---- DATASET EXCERPTS

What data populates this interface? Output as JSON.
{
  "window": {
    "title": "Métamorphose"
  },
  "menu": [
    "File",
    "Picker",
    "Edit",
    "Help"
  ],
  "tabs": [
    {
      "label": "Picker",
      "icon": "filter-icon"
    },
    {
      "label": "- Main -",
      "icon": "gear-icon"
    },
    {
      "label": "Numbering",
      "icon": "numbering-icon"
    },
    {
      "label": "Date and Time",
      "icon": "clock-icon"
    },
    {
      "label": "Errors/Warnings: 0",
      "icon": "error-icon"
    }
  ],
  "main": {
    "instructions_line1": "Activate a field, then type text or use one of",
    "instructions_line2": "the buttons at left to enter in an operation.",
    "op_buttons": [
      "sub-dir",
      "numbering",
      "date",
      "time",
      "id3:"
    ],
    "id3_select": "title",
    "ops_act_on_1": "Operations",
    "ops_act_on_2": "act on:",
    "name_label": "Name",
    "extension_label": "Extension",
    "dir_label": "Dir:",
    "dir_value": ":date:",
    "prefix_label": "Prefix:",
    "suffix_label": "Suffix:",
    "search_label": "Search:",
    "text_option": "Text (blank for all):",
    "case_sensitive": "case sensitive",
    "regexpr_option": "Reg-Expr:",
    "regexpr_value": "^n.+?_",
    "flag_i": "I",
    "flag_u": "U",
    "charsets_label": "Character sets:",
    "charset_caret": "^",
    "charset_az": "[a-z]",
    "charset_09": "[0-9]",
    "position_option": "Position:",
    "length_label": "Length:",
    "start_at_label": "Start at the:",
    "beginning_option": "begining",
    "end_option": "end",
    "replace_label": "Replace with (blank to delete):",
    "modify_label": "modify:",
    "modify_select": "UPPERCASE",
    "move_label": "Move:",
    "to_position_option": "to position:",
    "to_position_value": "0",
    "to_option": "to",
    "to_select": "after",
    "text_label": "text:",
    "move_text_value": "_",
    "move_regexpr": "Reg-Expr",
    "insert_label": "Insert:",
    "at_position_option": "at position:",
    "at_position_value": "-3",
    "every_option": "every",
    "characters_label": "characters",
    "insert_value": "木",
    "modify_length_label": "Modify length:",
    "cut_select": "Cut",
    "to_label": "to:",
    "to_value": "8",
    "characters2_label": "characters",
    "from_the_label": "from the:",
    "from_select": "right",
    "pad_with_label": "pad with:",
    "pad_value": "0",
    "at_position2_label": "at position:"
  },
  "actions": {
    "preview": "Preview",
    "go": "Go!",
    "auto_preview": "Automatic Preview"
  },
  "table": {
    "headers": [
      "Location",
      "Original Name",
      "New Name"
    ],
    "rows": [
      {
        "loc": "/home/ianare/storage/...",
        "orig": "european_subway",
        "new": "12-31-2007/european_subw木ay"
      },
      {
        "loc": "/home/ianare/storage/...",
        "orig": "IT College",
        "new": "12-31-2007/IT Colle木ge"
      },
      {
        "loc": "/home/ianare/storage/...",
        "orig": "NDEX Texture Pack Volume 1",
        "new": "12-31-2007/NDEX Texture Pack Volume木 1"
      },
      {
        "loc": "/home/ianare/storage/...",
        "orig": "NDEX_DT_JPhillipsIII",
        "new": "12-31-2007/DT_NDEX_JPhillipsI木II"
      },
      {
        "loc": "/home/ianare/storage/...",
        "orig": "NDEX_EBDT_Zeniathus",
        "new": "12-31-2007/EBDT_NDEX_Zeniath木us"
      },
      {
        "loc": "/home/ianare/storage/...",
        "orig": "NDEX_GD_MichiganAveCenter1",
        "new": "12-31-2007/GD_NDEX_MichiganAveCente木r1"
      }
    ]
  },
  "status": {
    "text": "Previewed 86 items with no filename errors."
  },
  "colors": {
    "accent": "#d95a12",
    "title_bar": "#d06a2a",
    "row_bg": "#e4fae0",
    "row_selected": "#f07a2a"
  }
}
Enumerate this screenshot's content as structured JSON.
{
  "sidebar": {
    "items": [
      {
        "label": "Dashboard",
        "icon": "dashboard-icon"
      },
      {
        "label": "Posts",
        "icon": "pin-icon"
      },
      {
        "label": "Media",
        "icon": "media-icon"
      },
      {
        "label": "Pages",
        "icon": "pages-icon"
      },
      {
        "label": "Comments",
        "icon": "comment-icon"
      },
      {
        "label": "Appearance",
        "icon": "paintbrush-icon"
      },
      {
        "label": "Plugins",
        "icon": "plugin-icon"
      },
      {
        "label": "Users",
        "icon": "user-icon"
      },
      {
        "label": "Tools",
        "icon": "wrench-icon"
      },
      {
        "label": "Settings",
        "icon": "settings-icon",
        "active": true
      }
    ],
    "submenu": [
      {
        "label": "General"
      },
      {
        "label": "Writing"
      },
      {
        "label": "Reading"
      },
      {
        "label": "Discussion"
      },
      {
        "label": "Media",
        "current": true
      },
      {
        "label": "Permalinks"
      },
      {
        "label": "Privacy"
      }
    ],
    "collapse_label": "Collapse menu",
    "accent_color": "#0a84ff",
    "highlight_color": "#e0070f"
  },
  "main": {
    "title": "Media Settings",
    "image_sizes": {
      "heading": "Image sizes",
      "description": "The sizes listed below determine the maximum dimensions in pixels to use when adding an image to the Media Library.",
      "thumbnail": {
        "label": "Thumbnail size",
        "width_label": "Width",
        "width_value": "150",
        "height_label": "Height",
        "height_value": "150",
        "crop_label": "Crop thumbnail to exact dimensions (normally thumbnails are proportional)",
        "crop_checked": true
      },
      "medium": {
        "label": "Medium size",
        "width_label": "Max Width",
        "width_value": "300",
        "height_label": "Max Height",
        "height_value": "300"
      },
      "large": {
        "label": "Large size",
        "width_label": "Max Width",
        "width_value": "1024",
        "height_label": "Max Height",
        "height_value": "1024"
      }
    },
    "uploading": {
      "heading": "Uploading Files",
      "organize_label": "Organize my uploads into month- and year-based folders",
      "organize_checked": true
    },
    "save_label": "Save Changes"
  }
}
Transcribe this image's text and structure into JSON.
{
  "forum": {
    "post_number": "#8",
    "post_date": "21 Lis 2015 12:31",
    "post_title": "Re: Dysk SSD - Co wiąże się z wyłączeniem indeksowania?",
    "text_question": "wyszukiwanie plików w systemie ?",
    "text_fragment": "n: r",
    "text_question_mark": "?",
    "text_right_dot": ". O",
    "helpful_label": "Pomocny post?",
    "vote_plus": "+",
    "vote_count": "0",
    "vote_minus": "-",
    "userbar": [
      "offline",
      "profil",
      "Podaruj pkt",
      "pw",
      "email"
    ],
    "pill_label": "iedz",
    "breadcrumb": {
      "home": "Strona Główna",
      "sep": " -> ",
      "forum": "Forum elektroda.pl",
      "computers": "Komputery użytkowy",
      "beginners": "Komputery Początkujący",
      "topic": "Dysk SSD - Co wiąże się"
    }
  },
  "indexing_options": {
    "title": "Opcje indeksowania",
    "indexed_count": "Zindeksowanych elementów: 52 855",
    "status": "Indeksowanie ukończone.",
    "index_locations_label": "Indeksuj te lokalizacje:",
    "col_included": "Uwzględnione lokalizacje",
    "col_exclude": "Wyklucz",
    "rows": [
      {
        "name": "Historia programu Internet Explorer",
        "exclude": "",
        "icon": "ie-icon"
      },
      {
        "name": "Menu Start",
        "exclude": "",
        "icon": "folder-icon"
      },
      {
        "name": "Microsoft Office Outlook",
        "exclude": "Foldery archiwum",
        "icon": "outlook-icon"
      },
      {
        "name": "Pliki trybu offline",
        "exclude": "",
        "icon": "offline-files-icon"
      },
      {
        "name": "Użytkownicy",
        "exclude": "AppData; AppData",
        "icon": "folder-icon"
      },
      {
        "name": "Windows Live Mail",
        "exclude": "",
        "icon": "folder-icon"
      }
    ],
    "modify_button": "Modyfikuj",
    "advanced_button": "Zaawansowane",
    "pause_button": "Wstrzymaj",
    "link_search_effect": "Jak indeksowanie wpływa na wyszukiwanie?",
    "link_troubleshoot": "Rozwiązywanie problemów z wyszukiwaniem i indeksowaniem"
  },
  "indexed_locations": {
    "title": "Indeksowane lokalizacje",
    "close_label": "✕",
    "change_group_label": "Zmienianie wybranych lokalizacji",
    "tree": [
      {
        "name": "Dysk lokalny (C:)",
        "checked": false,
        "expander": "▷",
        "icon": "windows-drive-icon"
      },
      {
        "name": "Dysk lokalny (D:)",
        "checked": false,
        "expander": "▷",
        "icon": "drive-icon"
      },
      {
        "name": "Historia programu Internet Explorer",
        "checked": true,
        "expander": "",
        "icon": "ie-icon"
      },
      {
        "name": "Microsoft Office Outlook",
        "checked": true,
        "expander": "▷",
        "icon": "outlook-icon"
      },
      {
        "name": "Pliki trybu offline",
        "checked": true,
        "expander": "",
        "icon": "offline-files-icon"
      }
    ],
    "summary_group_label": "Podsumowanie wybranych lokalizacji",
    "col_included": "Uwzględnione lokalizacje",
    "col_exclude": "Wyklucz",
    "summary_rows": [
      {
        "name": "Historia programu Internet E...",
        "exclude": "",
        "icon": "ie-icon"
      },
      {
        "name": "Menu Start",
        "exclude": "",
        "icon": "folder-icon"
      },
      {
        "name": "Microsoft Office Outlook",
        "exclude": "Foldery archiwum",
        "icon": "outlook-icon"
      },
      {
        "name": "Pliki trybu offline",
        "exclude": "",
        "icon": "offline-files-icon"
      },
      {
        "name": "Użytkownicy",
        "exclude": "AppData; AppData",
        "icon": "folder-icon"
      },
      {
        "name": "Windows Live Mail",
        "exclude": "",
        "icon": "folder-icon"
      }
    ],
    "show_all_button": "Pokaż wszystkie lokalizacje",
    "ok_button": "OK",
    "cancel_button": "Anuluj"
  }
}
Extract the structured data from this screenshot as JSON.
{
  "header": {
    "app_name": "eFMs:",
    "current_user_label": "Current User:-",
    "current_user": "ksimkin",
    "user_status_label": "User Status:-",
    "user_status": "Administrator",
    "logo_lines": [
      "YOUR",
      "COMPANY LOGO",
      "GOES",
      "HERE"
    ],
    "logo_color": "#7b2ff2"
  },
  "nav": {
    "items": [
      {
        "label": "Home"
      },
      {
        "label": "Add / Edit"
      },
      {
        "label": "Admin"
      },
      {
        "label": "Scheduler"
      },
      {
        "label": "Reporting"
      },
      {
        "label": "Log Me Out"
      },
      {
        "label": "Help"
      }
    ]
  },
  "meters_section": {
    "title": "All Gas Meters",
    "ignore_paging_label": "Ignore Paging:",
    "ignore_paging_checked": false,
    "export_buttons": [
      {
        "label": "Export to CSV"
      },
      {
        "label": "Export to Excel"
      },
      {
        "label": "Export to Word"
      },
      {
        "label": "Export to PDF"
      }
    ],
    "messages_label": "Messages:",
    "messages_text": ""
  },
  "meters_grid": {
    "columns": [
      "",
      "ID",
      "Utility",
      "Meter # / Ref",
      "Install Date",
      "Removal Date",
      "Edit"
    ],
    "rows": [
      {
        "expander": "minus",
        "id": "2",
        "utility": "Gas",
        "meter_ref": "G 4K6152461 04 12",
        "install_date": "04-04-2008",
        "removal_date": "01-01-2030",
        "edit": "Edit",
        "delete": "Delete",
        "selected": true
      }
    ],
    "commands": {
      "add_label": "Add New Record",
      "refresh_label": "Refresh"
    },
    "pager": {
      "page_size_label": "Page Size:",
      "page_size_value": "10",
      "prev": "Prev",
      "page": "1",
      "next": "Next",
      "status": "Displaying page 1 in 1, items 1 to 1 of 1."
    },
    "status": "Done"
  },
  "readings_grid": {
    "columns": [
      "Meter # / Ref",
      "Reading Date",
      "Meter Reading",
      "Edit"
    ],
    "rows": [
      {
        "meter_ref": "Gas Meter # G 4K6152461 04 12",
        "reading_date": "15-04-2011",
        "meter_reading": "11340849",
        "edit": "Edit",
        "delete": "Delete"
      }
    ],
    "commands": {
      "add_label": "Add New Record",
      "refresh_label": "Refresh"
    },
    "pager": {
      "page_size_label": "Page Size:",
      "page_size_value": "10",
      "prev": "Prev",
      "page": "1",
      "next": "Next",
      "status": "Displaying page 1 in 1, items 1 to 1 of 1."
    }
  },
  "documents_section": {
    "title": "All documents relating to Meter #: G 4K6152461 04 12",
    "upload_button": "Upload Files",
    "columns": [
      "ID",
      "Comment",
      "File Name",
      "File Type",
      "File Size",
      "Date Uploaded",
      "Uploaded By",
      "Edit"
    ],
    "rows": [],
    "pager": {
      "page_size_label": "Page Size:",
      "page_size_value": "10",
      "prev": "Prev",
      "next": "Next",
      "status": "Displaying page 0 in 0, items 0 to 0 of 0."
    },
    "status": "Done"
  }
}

--------

**STATED GOAL**. From the entries above, copy each line holding "wybranych".

**THE COMPLETED TASK**.
    "change_group_label": "Zmienianie wybranych lokalizacji",
    "summary_group_label": "Podsumowanie wybranych lokalizacji",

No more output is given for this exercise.